Task instructions ->
Go through the listing and copy each line with the string "Правительства".

[Start]

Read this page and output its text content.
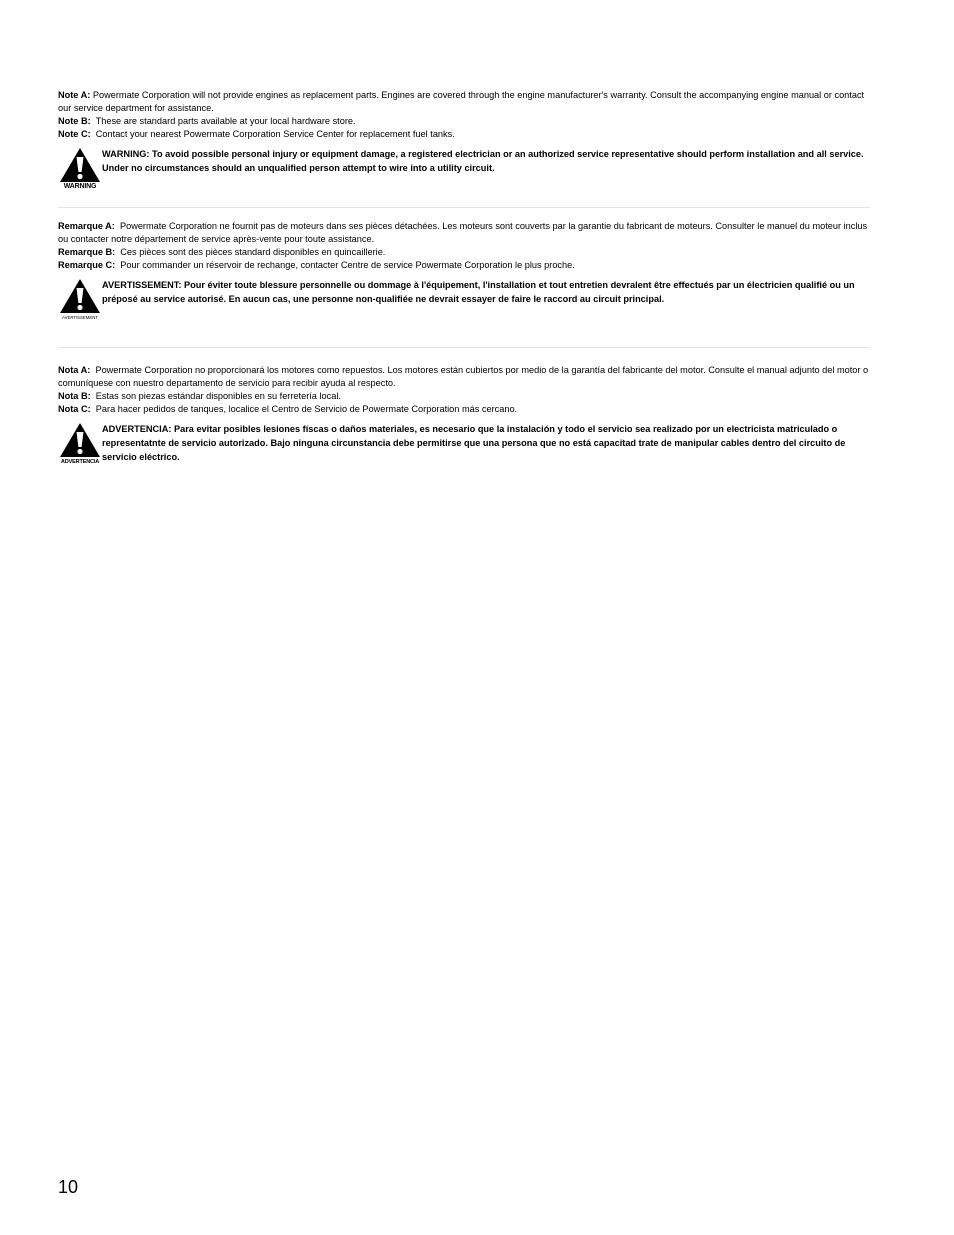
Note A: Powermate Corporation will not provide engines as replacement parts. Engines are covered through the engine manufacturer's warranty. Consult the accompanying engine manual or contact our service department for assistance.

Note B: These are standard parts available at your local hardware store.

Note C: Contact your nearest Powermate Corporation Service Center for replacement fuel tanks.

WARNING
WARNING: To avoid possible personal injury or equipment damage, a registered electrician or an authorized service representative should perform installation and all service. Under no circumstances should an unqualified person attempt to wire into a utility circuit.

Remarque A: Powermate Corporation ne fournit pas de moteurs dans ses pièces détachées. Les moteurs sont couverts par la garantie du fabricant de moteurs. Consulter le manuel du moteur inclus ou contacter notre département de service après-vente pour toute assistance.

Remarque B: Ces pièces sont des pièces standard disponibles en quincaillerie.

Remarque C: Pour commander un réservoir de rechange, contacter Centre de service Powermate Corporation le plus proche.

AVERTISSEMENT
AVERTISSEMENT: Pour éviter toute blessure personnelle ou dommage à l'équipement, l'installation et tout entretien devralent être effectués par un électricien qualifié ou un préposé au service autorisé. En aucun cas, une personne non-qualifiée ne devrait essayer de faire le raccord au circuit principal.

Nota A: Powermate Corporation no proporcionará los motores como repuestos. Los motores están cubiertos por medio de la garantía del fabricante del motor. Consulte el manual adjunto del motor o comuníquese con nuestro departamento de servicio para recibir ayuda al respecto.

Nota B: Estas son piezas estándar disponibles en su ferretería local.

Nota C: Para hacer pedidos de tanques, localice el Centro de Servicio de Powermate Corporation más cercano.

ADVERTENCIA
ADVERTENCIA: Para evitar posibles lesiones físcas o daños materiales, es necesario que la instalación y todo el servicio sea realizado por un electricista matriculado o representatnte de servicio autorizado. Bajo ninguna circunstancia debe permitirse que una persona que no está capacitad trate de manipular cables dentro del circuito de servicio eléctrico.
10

[End]
[Start]

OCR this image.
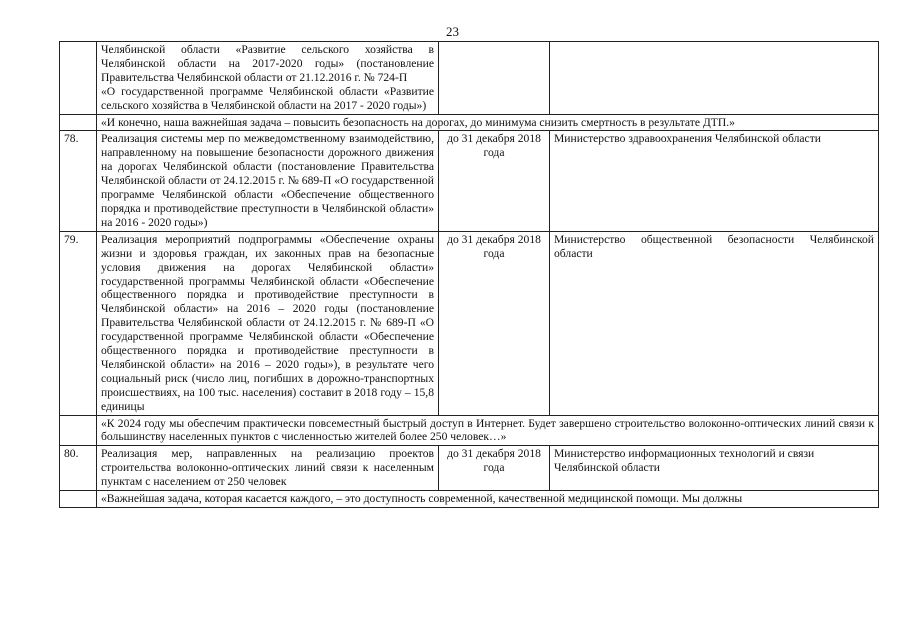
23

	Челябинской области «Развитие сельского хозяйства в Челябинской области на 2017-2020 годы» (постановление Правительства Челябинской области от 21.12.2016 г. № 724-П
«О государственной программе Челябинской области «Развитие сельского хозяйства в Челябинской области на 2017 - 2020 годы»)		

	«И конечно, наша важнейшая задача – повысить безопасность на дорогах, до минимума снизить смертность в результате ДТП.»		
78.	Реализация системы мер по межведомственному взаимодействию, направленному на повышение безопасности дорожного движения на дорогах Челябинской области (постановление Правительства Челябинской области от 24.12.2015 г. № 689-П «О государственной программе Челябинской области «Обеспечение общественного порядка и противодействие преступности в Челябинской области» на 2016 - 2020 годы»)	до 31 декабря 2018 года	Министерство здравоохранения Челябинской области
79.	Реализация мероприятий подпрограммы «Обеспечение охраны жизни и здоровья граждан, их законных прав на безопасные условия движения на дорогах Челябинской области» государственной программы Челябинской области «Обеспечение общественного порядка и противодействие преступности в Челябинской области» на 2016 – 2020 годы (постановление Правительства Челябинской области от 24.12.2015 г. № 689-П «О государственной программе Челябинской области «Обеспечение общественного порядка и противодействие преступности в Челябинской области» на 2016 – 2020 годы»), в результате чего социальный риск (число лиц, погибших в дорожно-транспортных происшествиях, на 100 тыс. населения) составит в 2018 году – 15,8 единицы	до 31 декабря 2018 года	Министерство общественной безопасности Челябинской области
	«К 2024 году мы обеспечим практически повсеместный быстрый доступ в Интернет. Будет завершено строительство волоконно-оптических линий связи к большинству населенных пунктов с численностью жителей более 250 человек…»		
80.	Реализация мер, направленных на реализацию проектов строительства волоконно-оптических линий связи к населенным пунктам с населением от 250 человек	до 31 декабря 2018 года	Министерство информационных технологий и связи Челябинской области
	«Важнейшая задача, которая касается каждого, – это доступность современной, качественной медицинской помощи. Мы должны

[End]

Solution ->
	Челябинской области «Развитие сельского хозяйства в Челябинской области на 2017-2020 годы» (постановление Правительства Челябинской области от 21.12.2016 г. № 724-П
78.	Реализация системы мер по межведомственному взаимодействию, направленному на повышение безопасности дорожного движения на дорогах Челябинской области (постановление Правительства Челябинской области от 24.12.2015 г. № 689-П «О государственной программе Челябинской области «Обеспечение общественного порядка и противодействие преступности в Челябинской области» на 2016 - 2020 годы»)	до 31 декабря 2018 года	Министерство здравоохранения Челябинской области
79.	Реализация мероприятий подпрограммы «Обеспечение охраны жизни и здоровья граждан, их законных прав на безопасные условия движения на дорогах Челябинской области» государственной программы Челябинской области «Обеспечение общественного порядка и противодействие преступности в Челябинской области» на 2016 – 2020 годы (постановление Правительства Челябинской области от 24.12.2015 г. № 689-П «О государственной программе Челябинской области «Обеспечение общественного порядка и противодействие преступности в Челябинской области» на 2016 – 2020 годы»), в результате чего социальный риск (число лиц, погибших в дорожно-транспортных происшествиях, на 100 тыс. населения) составит в 2018 году – 15,8 единицы	до 31 декабря 2018 года	Министерство общественной безопасности Челябинской области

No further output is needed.